• Direction:
Repeat the listing exactly as given, omitting every image.

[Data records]
*-*-*

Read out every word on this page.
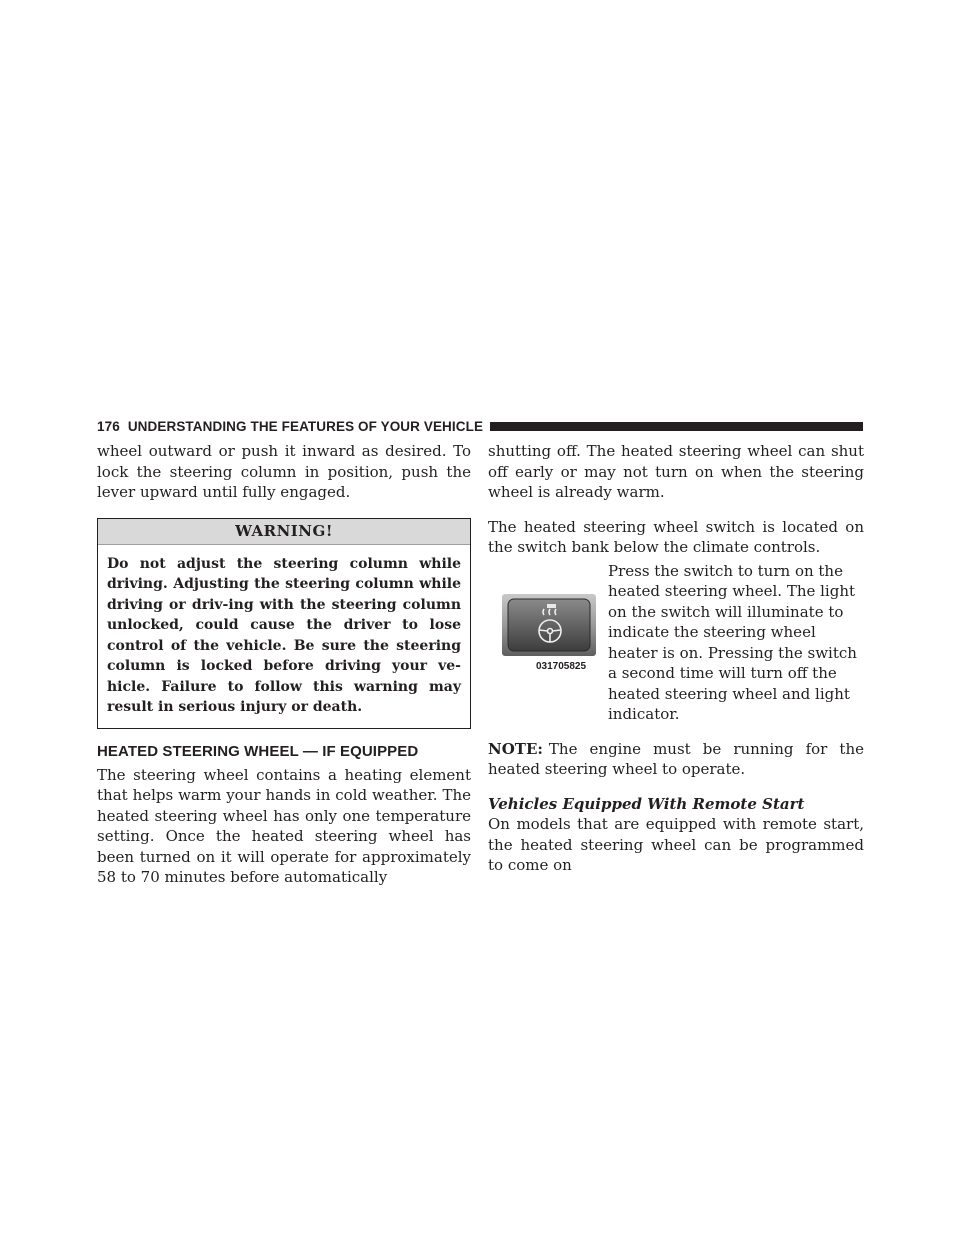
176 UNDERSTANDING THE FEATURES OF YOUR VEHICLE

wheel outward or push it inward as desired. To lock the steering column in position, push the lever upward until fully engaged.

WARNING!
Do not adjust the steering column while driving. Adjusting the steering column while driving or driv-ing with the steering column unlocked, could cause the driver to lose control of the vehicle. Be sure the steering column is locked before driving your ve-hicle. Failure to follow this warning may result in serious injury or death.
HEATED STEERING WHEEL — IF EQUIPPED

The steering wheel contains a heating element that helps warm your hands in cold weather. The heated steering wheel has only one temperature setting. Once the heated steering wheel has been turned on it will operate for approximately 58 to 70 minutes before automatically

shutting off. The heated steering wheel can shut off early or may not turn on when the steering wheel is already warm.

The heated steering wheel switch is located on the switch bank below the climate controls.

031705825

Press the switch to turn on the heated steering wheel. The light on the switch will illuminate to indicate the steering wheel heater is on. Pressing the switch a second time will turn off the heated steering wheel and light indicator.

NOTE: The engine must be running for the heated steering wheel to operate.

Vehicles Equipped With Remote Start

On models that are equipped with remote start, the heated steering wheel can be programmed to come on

*-*-*

• Answer to this task:
Read out every word on this page.
176 UNDERSTANDING THE FEATURES OF YOUR VEHICLE

wheel outward or push it inward as desired. To lock the steering column in position, push the lever upward until fully engaged.

WARNING!
Do not adjust the steering column while driving. Adjusting the steering column while driving or driv-ing with the steering column unlocked, could cause the driver to lose control of the vehicle. Be sure the steering column is locked before driving your ve-hicle. Failure to follow this warning may result in serious injury or death.
HEATED STEERING WHEEL — IF EQUIPPED

The steering wheel contains a heating element that helps warm your hands in cold weather. The heated steering wheel has only one temperature setting. Once the heated steering wheel has been turned on it will operate for approximately 58 to 70 minutes before automatically

shutting off. The heated steering wheel can shut off early or may not turn on when the steering wheel is already warm.

The heated steering wheel switch is located on the switch bank below the climate controls.

031705825

Press the switch to turn on the heated steering wheel. The light on the switch will illuminate to indicate the steering wheel heater is on. Pressing the switch a second time will turn off the heated steering wheel and light indicator.

NOTE: The engine must be running for the heated steering wheel to operate.

Vehicles Equipped With Remote Start

On models that are equipped with remote start, the heated steering wheel can be programmed to come on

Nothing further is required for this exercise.